Source passage:
-- START --
Sixteen-year-old Christy, a senior high school student in the Bronx who works at the advocacy organization, also said there was never any discussion with her family about sex or contraception. She said when she began menstruating, she was terrified.

“I didn’t know what it was,” Christy recalled. “I thought I was dying. That’s when my grandmother told me I was becoming a woman.”

Wanda Diaz, director for family health programs for The Committee for Hispanic Children and Families, Inc., said in March the agency launched a sex education program in the South Bronx for both teenage Latinos and their parents. Diaz said the program was created after statistics showed that, in 2003, there were 6,495 pregnancies among teenagers, a majority being Latinas, in one area code alone – 10468 – far higher than any other area in the city.

“Sexual issues are not discussed in many Latino families,” Diaz said. “If they can’t talk about it at home, teens are going to talk about it with their friends and peers and they may not get the right information.”

And because of the strict gender roles, many young women, when they do get pregnant, choose to have the baby because they feel there are no other opportunities for them, educators say.

“It’s a Catch-22 – we as Hispanics don’t want them to get pregnant, but if they do, we try to be supportive of them during pregnancy,” said Dr. Jane Delgado, author of “Salud: A Latina’s Guide to Total Health” and president and CEO of the National Alliance for Hispanic Health. “These girls don’t see a future, but a baby is a future and they feel like they’ve accomplished something when they do get pregnant.”

For Velez, however, their educational futures can get easily derailed because of family pressures along with a lack of resources.

“I think that’s why so many teen moms drop out of school,” she said. “There is this sense that once you become a mother all of a sudden you as a human being stop existing – it’s all about the child. Your role as a mother takes over your womanhood.”

Through Sistas on the Rise, Velez and the young mothers who are working with her are trying to change that. They are fighting for more high schools that accommodate high school mothers. They are pushing for more consistent and better child care services that help them get affordable housing.

“This is not an individual problem – this is a community problem and we’re trying to teach them how to connect the dots,” Velez said. “We want to create a space where young women learn to advocate for themselves and learn how they can improve their situations.”
-- END --
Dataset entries
-- START --
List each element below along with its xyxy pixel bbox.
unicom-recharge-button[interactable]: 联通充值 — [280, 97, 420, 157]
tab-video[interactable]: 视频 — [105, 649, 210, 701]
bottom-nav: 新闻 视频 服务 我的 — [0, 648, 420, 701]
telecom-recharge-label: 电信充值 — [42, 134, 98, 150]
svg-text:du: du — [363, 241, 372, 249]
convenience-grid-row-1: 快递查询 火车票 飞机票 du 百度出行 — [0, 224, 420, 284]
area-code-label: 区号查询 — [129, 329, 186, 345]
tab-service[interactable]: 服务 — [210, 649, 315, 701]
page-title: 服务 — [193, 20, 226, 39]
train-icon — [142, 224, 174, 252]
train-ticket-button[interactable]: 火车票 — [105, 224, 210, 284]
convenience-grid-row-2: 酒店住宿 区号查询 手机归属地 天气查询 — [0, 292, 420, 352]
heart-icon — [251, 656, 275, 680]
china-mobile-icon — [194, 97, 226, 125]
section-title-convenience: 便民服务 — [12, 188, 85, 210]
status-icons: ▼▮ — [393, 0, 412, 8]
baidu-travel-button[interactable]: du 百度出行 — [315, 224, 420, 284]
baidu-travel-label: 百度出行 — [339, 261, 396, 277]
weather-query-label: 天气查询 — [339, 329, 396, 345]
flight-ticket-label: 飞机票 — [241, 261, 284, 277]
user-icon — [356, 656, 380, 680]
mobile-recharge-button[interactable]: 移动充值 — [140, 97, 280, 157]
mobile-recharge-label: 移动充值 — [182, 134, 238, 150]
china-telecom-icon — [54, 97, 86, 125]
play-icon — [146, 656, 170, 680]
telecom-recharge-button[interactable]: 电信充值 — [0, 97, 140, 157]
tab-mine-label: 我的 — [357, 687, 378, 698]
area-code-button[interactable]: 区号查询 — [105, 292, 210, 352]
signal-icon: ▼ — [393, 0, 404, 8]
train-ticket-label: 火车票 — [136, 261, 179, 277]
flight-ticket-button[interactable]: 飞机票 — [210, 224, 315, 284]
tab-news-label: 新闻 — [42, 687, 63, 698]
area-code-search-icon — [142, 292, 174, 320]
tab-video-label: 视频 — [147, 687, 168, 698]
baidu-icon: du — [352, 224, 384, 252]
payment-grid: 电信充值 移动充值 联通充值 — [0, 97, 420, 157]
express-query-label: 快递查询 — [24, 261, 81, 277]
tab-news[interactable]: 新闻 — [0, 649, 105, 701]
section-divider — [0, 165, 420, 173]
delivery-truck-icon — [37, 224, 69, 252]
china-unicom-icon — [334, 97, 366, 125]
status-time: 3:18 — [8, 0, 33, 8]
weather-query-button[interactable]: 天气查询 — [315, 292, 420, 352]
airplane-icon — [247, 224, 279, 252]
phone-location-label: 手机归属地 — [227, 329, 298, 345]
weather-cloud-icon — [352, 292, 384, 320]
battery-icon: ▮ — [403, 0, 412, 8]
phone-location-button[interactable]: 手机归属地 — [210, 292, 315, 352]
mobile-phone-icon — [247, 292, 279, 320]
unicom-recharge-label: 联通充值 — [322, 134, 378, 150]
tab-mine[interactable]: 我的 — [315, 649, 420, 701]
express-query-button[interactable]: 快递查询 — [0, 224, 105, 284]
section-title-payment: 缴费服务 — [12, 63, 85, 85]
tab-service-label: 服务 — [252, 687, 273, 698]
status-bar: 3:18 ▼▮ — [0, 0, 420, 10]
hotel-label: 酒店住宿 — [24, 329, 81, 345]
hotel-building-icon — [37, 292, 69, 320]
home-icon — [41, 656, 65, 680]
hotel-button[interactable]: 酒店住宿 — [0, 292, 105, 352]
-- END --
List of tasks:
**a)** Revise the passage on Latina teen pregnancy, starting at "For Velez, however, their" and ending at "get affordable housing.", replacing "teen moms" with "teenage mothers".
**b)** Copy every line of the records that contains the string "recharge". The match is case-sensitive.

Task-by-task results:
**a)**
For Velez, however, their educational futures can get easily derailed because of family pressures along with a lack of resources.

“I think that’s why so many teenage mothers drop out of school,” she said. “There is this sense that once you become a mother all of a sudden you as a human being stop existing – it’s all about the child. Your role as a mother takes over your womanhood.”

Through Sistas on the Rise, Velez and the young mothers who are working with her are trying to change that. They are fighting for more high schools that accommodate high school mothers. They are pushing for more consistent and better child care services that help them get affordable housing.

**b)**
unicom-recharge-button[interactable]: 联通充值 — [280, 97, 420, 157]
telecom-recharge-label: 电信充值 — [42, 134, 98, 150]
mobile-recharge-button[interactable]: 移动充值 — [140, 97, 280, 157]
mobile-recharge-label: 移动充值 — [182, 134, 238, 150]
telecom-recharge-button[interactable]: 电信充值 — [0, 97, 140, 157]
unicom-recharge-label: 联通充值 — [322, 134, 378, 150]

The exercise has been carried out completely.